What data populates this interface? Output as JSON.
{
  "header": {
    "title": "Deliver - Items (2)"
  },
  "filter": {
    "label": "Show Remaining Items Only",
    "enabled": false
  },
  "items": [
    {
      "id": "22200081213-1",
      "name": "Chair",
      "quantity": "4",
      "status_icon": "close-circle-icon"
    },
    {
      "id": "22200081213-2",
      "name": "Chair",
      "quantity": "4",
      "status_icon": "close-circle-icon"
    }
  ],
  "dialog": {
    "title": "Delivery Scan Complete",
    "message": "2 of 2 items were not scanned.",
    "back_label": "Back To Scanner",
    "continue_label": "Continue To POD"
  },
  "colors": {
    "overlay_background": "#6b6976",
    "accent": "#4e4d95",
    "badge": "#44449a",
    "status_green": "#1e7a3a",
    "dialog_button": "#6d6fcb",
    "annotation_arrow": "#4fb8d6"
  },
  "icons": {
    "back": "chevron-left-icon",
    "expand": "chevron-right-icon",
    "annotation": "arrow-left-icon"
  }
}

### Directions for this task:
Write every record out again, unaltered.

### Exercise answer:
What data populates this interface? Output as JSON.
{
  "header": {
    "title": "Deliver - Items (2)"
  },
  "filter": {
    "label": "Show Remaining Items Only",
    "enabled": false
  },
  "items": [
    {
      "id": "22200081213-1",
      "name": "Chair",
      "quantity": "4",
      "status_icon": "close-circle-icon"
    },
    {
      "id": "22200081213-2",
      "name": "Chair",
      "quantity": "4",
      "status_icon": "close-circle-icon"
    }
  ],
  "dialog": {
    "title": "Delivery Scan Complete",
    "message": "2 of 2 items were not scanned.",
    "back_label": "Back To Scanner",
    "continue_label": "Continue To POD"
  },
  "colors": {
    "overlay_background": "#6b6976",
    "accent": "#4e4d95",
    "badge": "#44449a",
    "status_green": "#1e7a3a",
    "dialog_button": "#6d6fcb",
    "annotation_arrow": "#4fb8d6"
  },
  "icons": {
    "back": "chevron-left-icon",
    "expand": "chevron-right-icon",
    "annotation": "arrow-left-icon"
  }
}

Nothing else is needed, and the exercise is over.